Task goal:
Of all the lines in the data below, how many contain "rent"? Report that number alone.

####################

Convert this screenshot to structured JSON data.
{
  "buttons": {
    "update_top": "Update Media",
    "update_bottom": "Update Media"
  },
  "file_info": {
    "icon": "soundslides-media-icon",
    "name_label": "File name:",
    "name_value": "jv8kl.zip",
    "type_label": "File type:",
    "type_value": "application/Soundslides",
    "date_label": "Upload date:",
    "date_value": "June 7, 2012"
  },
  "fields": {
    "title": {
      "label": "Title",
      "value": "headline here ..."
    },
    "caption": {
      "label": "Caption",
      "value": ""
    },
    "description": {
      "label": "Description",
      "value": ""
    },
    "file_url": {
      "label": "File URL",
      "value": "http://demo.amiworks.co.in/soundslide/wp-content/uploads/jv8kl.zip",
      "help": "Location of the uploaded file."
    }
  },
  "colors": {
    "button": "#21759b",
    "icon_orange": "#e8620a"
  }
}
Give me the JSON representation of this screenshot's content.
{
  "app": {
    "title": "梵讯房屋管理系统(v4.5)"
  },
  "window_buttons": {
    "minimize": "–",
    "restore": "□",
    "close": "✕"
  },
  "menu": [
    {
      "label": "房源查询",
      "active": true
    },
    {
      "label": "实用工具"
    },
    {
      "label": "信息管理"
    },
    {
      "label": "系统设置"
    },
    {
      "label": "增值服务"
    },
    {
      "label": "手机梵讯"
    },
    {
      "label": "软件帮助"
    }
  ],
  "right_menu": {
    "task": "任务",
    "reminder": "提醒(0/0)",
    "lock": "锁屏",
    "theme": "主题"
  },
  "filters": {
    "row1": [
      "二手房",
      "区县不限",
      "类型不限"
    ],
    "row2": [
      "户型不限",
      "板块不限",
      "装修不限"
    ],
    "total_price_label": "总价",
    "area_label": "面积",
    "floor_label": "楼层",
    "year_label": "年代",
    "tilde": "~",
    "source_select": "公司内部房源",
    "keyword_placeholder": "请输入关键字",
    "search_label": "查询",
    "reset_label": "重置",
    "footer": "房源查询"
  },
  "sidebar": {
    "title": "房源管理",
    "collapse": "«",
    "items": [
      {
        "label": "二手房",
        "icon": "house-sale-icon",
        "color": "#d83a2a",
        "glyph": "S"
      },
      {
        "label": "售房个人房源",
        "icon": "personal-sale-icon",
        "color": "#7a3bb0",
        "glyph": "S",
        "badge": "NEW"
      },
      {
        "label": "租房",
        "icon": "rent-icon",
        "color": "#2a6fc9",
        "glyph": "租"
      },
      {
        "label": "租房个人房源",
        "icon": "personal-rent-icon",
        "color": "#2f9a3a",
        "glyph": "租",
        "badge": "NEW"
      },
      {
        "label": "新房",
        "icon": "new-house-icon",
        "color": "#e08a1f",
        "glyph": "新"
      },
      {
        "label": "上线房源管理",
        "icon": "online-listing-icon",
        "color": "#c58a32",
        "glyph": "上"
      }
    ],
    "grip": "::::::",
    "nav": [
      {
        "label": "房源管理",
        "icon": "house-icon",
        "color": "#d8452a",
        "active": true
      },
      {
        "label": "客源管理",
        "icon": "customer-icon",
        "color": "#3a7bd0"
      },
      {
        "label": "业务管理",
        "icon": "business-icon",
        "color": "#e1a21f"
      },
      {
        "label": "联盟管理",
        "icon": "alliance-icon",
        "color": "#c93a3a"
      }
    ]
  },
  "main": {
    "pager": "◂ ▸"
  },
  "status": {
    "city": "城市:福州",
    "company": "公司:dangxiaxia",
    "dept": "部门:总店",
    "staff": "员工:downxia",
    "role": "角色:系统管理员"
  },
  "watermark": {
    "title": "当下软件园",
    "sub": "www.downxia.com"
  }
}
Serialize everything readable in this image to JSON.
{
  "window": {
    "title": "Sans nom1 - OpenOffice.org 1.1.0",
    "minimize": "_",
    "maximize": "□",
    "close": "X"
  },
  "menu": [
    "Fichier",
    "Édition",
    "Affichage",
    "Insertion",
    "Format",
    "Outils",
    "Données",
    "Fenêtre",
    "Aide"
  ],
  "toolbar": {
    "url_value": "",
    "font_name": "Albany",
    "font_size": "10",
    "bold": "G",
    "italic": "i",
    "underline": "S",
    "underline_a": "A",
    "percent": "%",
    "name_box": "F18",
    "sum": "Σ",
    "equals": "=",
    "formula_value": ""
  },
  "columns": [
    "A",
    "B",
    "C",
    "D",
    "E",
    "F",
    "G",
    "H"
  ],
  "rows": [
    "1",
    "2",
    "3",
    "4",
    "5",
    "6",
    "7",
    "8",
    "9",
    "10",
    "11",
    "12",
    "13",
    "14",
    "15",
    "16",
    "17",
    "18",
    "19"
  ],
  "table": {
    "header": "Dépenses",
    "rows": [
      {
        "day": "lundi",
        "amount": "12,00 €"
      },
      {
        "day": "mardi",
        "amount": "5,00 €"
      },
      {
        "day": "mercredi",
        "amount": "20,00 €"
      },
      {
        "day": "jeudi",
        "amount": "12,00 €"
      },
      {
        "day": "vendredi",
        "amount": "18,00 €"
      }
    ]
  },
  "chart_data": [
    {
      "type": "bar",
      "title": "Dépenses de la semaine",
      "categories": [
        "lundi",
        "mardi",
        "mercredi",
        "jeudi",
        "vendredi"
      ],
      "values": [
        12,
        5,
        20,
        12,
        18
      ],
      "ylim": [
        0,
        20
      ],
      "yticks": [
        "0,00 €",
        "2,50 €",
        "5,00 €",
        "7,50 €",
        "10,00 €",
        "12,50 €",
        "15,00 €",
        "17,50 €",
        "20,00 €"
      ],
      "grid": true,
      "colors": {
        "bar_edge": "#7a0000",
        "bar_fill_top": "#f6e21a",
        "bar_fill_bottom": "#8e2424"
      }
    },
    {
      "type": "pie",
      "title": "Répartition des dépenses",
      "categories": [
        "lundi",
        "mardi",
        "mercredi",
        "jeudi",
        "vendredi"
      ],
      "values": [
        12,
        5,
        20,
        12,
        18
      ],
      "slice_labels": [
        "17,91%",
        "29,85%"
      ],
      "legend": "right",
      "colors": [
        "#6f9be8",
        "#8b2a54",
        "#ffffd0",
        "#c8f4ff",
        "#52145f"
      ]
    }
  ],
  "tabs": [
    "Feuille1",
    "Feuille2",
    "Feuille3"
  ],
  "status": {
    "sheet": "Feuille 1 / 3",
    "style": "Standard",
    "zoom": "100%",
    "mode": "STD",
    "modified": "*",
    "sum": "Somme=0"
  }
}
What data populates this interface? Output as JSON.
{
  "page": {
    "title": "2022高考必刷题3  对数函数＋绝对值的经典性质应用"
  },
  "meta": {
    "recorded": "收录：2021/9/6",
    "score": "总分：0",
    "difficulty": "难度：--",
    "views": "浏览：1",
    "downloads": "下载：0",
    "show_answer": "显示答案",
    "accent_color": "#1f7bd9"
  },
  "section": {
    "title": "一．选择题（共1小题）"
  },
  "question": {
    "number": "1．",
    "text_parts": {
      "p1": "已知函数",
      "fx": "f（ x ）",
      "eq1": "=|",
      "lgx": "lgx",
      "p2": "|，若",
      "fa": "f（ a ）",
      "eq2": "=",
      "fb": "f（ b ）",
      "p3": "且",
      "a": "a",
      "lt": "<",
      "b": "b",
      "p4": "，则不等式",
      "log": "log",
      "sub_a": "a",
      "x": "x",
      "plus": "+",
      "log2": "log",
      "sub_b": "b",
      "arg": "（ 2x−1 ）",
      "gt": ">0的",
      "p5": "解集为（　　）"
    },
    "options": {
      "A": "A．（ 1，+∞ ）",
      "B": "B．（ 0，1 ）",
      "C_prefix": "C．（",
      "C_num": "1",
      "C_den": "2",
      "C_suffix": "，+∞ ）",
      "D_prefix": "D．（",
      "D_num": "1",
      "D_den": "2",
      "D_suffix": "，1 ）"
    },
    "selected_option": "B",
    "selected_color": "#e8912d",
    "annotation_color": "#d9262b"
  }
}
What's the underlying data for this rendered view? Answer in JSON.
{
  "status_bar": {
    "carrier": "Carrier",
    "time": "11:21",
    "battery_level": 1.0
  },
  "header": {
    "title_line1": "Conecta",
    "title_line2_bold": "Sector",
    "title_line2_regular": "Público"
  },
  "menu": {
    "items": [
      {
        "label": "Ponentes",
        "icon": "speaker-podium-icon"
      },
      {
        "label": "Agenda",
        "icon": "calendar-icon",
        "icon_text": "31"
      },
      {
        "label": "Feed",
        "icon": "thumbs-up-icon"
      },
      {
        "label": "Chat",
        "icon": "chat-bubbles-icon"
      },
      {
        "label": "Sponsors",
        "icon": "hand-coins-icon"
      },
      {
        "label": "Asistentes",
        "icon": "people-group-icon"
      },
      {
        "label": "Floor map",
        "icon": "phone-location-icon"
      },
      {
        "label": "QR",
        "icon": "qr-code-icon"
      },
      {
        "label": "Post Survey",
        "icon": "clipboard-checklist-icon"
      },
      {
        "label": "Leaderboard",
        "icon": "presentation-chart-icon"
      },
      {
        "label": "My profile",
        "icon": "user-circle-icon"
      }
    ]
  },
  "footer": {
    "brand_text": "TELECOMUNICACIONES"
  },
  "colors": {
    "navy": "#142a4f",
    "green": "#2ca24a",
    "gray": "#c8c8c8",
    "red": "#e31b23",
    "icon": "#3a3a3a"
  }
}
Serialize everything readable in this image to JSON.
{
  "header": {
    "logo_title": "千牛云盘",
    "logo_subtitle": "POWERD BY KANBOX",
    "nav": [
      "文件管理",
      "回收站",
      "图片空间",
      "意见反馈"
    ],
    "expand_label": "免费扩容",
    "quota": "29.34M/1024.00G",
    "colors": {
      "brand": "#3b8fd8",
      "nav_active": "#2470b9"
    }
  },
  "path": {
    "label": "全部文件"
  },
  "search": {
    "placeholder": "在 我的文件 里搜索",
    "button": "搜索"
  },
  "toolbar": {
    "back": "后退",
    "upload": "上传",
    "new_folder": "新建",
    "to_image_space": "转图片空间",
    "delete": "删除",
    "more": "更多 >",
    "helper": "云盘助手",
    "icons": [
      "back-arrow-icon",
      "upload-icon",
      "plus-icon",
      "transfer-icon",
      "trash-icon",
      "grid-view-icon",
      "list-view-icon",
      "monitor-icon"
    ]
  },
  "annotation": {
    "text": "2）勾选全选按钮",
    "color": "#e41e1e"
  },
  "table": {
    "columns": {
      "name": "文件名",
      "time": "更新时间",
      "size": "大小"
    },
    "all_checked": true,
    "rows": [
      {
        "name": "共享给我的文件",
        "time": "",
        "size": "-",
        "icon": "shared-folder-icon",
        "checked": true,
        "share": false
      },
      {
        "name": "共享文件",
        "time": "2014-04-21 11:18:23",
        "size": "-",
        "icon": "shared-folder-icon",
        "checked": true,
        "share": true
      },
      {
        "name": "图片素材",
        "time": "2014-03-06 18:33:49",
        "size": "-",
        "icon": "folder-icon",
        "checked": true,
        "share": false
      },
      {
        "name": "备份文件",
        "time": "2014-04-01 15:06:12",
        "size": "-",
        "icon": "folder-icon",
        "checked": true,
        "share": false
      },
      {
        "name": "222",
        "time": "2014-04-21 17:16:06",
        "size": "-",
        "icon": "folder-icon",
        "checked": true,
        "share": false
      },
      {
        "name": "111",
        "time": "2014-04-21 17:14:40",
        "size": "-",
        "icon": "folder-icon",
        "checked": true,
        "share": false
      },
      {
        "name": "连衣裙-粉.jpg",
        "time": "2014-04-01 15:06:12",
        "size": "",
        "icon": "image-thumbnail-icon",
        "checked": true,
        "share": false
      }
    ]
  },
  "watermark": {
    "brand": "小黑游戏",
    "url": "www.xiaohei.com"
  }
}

####################

Answer to the task:
2